• [EXERCISE INPUTS]:
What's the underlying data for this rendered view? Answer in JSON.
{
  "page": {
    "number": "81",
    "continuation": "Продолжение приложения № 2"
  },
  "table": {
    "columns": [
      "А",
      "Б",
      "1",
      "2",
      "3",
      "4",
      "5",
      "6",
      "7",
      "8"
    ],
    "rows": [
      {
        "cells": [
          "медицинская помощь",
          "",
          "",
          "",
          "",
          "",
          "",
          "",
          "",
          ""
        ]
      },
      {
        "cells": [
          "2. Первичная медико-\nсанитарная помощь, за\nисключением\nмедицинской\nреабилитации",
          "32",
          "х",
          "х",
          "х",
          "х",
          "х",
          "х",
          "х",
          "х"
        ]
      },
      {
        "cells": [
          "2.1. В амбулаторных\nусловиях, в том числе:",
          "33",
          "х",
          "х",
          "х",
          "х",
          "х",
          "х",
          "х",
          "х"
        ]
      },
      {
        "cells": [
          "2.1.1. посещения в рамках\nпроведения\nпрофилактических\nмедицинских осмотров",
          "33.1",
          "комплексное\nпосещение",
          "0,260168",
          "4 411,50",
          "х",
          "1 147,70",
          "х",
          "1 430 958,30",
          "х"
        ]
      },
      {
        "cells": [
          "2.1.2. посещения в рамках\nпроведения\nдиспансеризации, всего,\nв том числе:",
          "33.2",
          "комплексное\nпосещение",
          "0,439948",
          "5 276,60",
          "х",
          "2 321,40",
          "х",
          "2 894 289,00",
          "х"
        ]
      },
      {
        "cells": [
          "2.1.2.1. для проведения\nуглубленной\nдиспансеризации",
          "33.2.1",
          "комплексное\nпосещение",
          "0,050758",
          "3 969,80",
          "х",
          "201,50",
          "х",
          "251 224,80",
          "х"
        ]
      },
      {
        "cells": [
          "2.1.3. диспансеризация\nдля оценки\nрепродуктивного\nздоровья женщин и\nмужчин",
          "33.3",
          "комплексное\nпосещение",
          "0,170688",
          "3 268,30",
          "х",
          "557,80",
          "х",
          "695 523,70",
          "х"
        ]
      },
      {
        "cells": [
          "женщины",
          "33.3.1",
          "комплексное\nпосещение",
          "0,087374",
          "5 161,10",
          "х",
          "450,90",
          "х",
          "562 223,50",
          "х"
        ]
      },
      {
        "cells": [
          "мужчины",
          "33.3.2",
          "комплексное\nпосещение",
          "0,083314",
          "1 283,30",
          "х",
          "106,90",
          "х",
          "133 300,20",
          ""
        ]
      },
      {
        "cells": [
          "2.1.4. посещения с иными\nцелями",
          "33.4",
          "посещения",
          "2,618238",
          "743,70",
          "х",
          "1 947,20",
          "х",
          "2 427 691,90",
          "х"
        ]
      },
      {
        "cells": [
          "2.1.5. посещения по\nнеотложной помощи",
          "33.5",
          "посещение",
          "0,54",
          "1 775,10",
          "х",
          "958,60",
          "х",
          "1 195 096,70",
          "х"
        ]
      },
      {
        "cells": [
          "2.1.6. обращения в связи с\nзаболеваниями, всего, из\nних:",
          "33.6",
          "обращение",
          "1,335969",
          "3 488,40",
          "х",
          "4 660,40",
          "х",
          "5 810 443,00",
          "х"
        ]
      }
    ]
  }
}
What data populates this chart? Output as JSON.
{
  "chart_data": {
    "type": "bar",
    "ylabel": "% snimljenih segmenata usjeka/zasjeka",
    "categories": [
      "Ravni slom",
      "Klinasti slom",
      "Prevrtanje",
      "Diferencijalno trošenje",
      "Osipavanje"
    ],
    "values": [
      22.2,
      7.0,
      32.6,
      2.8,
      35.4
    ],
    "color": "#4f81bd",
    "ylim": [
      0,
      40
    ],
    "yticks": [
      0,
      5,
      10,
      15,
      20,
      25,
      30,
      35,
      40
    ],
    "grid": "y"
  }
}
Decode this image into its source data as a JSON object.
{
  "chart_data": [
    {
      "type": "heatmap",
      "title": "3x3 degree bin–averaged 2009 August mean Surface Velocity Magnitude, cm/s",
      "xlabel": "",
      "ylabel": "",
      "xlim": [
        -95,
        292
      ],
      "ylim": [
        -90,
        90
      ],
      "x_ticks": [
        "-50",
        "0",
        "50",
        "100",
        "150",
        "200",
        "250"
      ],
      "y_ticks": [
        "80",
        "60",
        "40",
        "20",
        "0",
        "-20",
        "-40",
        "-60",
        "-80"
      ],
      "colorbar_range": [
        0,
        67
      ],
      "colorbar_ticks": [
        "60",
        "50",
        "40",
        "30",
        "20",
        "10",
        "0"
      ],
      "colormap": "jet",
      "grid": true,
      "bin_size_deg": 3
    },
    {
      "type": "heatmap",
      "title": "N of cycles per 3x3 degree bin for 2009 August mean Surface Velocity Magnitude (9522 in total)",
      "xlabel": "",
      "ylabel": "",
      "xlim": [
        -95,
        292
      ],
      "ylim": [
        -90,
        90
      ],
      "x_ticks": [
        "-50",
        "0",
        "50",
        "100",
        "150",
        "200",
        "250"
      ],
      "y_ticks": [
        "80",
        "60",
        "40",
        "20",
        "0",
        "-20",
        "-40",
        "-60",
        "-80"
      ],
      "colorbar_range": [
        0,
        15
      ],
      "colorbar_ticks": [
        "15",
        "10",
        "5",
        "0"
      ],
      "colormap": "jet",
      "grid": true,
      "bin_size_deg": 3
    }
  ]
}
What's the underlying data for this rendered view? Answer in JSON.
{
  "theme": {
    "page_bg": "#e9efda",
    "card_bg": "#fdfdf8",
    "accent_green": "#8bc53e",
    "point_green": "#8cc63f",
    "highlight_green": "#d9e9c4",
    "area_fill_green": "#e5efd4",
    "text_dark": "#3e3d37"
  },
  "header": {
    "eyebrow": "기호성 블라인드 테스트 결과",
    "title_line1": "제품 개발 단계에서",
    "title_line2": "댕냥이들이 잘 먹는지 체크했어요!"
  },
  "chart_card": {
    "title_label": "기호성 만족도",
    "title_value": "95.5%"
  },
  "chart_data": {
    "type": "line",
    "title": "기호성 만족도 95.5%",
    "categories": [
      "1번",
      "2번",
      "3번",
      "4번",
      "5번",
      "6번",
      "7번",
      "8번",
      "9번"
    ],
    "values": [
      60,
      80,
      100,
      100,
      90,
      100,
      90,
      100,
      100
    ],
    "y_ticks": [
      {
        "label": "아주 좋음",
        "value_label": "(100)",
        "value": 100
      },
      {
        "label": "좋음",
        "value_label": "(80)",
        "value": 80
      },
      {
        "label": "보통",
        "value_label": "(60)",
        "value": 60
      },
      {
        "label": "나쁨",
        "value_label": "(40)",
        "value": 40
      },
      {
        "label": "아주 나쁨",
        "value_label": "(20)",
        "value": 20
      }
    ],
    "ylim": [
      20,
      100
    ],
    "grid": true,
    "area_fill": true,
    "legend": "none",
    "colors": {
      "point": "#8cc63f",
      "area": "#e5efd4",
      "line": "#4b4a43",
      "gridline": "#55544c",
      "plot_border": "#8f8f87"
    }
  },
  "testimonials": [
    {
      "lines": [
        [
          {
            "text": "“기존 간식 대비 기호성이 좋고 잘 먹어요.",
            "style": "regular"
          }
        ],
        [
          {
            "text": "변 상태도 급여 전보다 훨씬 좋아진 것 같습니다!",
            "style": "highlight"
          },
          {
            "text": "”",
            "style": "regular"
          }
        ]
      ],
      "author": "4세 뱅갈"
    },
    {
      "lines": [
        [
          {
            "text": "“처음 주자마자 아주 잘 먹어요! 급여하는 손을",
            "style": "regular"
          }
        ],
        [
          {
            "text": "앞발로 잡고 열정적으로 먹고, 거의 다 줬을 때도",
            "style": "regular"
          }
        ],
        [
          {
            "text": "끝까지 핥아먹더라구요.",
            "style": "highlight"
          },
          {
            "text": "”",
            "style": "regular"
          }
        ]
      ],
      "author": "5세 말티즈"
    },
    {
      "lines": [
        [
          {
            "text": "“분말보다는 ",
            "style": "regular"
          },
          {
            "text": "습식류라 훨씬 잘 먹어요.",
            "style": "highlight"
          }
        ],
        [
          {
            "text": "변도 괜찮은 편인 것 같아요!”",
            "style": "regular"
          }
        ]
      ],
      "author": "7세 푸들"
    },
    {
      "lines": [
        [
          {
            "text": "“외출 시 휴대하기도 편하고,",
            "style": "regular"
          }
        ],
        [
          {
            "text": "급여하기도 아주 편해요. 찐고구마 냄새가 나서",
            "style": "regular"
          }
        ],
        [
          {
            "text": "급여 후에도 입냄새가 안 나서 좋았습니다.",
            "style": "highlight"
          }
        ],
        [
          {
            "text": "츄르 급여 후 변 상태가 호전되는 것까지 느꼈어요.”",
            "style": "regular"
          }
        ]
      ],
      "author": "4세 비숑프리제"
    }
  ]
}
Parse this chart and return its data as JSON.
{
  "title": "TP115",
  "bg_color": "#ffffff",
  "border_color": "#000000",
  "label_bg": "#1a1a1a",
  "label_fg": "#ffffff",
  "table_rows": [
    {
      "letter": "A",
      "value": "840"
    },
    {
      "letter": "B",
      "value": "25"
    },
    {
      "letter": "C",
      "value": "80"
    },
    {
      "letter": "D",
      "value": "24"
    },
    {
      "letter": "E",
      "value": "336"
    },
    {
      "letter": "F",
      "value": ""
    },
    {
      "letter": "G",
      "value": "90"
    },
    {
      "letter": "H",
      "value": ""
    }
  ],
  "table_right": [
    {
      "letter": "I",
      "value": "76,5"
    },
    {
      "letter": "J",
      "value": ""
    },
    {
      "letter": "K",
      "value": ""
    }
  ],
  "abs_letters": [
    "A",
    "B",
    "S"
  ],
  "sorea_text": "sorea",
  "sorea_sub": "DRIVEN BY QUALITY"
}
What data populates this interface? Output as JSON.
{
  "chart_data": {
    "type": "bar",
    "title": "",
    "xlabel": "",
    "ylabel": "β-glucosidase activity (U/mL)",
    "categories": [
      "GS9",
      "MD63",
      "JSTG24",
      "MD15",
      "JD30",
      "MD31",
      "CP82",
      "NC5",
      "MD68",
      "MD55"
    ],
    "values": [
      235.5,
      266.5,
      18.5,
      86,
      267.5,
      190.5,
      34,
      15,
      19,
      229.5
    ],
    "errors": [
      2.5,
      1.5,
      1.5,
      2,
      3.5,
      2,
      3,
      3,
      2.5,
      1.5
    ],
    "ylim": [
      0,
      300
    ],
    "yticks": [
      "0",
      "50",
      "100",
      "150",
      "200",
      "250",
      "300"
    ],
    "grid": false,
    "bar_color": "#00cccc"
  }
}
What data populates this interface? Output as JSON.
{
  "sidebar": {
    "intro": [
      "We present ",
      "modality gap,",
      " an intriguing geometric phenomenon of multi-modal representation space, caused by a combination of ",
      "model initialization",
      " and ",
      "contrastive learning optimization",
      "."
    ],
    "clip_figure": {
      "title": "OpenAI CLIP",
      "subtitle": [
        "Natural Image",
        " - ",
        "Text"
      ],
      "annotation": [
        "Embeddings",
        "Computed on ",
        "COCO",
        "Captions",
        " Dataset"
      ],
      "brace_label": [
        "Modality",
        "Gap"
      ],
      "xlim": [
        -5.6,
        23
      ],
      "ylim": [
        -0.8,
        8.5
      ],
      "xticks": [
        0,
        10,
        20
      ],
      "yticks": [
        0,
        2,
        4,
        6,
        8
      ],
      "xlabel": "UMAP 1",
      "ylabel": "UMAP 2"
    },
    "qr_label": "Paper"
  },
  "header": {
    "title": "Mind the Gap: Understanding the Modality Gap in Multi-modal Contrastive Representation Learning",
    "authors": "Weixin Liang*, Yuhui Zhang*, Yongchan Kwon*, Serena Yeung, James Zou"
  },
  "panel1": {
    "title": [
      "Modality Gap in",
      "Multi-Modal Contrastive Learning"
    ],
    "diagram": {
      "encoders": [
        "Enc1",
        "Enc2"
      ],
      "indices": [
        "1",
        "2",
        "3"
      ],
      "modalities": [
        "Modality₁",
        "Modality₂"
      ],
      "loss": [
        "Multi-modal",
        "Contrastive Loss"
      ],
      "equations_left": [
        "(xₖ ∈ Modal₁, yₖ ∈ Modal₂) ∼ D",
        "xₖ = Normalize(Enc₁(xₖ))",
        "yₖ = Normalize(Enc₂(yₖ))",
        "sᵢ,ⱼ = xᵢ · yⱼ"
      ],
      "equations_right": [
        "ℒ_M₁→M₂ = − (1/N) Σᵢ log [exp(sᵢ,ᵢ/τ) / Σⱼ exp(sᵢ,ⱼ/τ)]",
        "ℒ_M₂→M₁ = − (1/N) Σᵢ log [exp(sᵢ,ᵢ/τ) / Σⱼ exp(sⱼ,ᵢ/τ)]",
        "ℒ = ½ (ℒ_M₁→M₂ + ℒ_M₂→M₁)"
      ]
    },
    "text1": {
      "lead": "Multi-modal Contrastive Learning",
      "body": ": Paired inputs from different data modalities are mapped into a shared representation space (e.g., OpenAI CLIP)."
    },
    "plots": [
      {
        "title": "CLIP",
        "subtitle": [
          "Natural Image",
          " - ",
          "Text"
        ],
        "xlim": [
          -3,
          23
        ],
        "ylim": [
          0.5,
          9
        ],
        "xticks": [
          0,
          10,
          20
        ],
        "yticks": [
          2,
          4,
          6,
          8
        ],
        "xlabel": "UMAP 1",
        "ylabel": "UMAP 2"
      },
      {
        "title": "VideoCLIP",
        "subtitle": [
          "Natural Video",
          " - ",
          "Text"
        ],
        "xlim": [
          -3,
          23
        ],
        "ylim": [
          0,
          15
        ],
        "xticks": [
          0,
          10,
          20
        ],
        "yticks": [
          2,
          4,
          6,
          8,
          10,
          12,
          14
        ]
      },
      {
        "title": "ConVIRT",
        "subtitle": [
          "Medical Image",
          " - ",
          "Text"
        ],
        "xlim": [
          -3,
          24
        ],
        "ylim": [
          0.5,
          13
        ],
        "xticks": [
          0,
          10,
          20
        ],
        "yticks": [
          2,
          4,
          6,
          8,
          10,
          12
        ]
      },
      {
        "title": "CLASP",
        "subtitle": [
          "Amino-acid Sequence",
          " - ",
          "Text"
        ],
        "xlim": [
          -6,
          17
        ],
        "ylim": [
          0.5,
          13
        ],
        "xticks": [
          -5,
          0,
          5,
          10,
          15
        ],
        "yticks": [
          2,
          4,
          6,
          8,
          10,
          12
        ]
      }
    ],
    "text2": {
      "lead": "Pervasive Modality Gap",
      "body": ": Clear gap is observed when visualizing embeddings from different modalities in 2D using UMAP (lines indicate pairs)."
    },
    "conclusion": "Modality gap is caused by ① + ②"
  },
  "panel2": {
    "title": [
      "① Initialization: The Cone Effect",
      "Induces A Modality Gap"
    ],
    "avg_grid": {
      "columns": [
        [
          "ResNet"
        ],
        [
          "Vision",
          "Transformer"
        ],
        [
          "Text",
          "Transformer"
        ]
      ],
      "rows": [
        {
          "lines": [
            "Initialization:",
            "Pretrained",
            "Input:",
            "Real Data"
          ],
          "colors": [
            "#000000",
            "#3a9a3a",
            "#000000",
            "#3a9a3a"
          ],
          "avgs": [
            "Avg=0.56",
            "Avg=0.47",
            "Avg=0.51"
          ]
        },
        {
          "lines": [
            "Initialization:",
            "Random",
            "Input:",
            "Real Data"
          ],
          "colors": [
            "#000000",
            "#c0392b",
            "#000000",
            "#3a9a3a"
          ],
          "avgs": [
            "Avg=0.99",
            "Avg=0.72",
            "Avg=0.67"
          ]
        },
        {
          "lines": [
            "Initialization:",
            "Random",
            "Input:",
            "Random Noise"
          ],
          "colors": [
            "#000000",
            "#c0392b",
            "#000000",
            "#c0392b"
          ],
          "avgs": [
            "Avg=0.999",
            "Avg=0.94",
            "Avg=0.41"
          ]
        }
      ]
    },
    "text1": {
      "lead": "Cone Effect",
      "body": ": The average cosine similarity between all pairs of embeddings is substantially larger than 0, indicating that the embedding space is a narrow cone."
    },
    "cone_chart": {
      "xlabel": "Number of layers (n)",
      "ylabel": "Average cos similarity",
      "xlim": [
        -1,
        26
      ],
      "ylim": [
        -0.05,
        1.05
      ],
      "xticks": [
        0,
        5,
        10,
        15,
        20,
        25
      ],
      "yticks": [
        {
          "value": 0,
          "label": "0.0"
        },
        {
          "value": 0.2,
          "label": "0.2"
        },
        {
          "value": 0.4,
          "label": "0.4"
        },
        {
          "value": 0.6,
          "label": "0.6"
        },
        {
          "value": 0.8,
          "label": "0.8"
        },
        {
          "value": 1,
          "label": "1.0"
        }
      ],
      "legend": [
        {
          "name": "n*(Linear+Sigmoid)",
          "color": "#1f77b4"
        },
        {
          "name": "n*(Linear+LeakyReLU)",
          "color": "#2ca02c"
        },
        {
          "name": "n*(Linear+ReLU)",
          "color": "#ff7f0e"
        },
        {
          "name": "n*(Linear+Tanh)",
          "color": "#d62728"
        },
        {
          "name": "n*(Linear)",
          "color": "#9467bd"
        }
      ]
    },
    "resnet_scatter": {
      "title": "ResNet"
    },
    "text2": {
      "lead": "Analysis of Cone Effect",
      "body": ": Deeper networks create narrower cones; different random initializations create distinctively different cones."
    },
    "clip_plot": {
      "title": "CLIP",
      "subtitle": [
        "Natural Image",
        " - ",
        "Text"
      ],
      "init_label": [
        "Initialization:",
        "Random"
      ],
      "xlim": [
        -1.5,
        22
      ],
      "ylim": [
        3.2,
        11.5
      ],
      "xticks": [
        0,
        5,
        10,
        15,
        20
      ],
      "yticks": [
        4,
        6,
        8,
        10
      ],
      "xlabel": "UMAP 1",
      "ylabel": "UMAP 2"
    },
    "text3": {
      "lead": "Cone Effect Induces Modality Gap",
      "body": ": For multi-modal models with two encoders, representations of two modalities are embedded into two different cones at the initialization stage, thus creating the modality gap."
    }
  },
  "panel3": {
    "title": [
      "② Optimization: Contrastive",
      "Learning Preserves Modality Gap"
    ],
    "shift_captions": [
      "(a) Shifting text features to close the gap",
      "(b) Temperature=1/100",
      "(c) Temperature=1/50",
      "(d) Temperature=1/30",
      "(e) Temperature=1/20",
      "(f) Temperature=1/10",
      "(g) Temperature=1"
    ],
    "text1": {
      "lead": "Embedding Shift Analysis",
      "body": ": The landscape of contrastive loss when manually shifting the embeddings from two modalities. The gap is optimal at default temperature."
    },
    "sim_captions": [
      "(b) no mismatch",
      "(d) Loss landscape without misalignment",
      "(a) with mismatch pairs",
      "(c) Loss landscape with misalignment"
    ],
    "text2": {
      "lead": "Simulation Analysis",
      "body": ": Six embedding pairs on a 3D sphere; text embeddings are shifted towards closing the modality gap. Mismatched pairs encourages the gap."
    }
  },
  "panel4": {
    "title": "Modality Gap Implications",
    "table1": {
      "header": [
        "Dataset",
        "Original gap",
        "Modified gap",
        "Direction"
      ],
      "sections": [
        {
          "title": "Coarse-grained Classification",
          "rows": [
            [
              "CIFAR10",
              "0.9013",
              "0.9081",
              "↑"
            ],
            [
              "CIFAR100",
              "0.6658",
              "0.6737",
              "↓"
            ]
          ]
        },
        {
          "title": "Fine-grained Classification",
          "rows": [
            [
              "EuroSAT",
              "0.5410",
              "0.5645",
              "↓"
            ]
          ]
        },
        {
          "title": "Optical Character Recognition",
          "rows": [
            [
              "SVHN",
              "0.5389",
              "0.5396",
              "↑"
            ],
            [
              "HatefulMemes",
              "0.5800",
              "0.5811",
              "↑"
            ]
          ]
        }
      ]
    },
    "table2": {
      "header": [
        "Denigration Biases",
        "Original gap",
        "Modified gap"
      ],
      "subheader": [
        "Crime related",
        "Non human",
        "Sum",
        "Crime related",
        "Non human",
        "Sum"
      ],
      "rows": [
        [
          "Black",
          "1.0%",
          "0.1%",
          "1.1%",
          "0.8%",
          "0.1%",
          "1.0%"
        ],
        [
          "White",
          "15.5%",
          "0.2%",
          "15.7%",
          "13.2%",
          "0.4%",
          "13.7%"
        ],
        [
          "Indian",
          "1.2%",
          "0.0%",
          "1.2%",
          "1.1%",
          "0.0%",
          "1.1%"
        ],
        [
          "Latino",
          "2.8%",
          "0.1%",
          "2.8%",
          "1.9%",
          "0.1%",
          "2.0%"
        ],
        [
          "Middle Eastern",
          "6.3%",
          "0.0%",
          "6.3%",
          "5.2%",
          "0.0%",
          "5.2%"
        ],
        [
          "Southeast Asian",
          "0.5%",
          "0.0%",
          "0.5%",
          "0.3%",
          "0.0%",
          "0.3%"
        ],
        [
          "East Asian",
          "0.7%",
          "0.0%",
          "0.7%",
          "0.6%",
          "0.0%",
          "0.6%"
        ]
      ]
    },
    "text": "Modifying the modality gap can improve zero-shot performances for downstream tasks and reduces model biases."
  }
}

• [WHAT YOU HAVE TO DO]: Looking at the listing above, count the lines that contain "Normalize" and give nothing but the number.

• [SOLVED EXERCISE]: 2